# [Work to do]
Write out all records as given; omit images.

# [Rows]
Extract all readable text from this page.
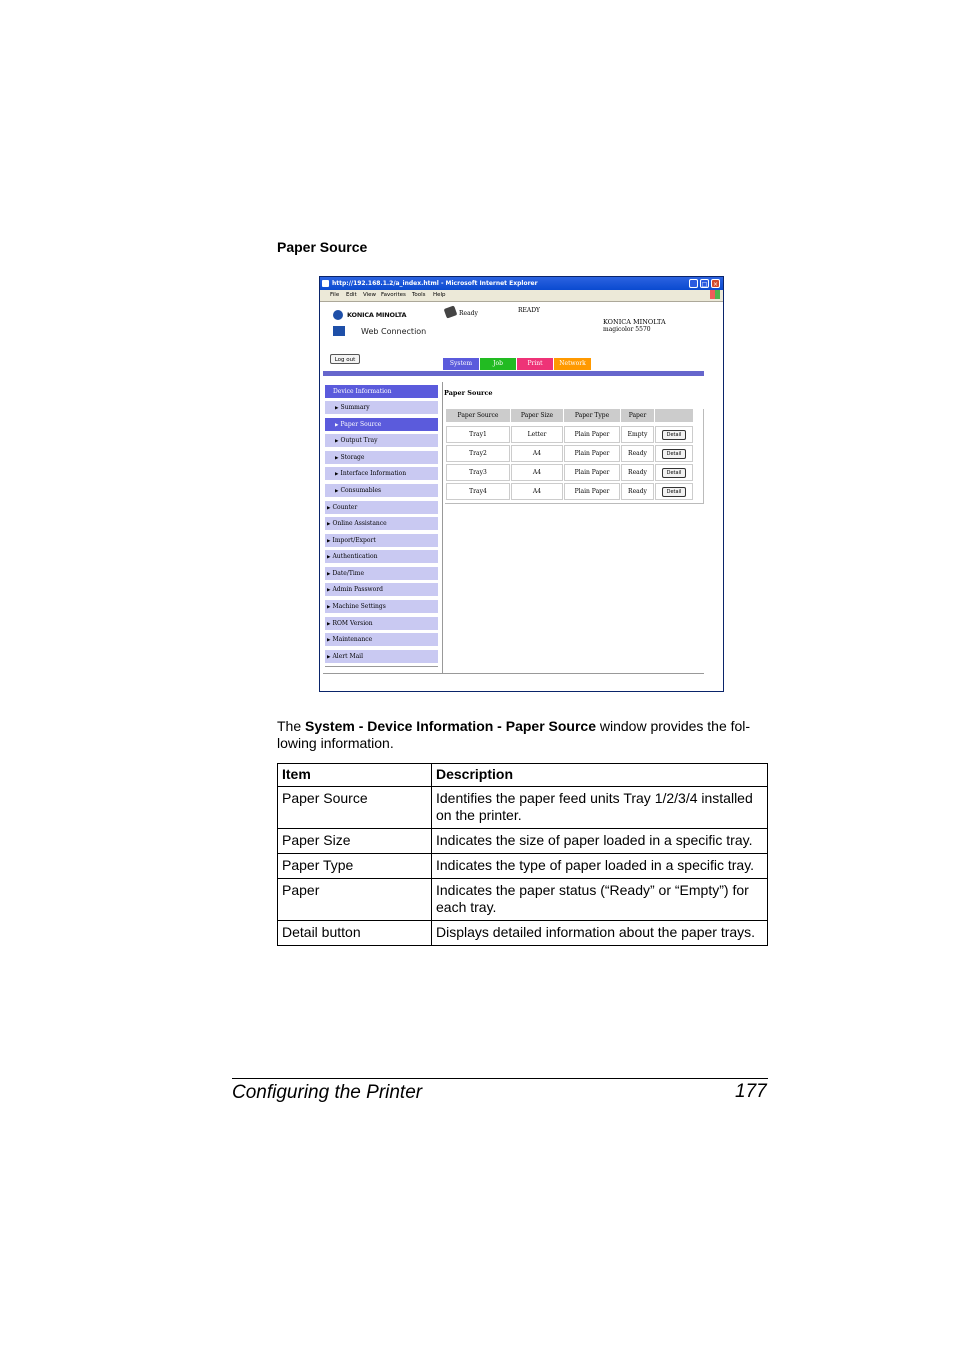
Paper Source
http://192.168.1.2/a_index.html - Microsoft Internet Explorer	_	□ ×
File Edit View Favorites Tools Help
KONICA MINOLTA
Web Connection
Ready	READY
KONICA MINOLTA
magicolor 5570
Log out	System	Job	Print	Network
Device Information
▶ Summary
▶ Paper Source
▶ Output Tray
▶ Storage
▶ Interface Information
▶ Consumables
▶ Counter
▶ Online Assistance
▶ Import/Export
▶ Authentication
▶ Date/Time
▶ Admin Password
▶ Machine Settings
▶ ROM Version
▶ Maintenance
▶ Alert Mail
Paper Source
Paper Source	Paper Size	Paper Type	Paper
Tray1	Letter	Plain Paper	Empty	Detail
Tray2	A4	Plain Paper	Ready	Detail
Tray3	A4	Plain Paper	Ready	Detail
Tray4	A4	Plain Paper	Ready	Detail
The System - Device Information - Paper Source window provides the fol-
lowing information.
Item	Description
Paper Source	Identifies the paper feed units Tray 1/2/3/4 installed on the printer.
Paper Size	Indicates the size of paper loaded in a specific tray.
Paper Type	Indicates the type of paper loaded in a specific tray.
Paper	Indicates the paper status (“Ready” or “Empty”) for each tray.
Detail button	Displays detailed information about the paper trays.
Configuring the Printer	177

# [Final answer]
Extract all readable text from this page.
Paper Source
http://192.168.1.2/a_index.html - Microsoft Internet Explorer	_	□ ×
File Edit View Favorites Tools Help
KONICA MINOLTA
Web Connection
Ready	READY
KONICA MINOLTA
magicolor 5570
Log out	System	Job	Print	Network
Device Information
▶ Summary
▶ Paper Source
▶ Output Tray
▶ Storage
▶ Interface Information
▶ Consumables
▶ Counter
▶ Online Assistance
▶ Import/Export
▶ Authentication
▶ Date/Time
▶ Admin Password
▶ Machine Settings
▶ ROM Version
▶ Maintenance
▶ Alert Mail
Paper Source
Paper Source	Paper Size	Paper Type	Paper
Tray1	Letter	Plain Paper	Empty	Detail
Tray2	A4	Plain Paper	Ready	Detail
Tray3	A4	Plain Paper	Ready	Detail
Tray4	A4	Plain Paper	Ready	Detail
The System - Device Information - Paper Source window provides the fol-
lowing information.
Item	Description
Paper Source	Identifies the paper feed units Tray 1/2/3/4 installed on the printer.
Paper Size	Indicates the size of paper loaded in a specific tray.
Paper Type	Indicates the type of paper loaded in a specific tray.
Paper	Indicates the paper status (“Ready” or “Empty”) for each tray.
Detail button	Displays detailed information about the paper trays.
Configuring the Printer	177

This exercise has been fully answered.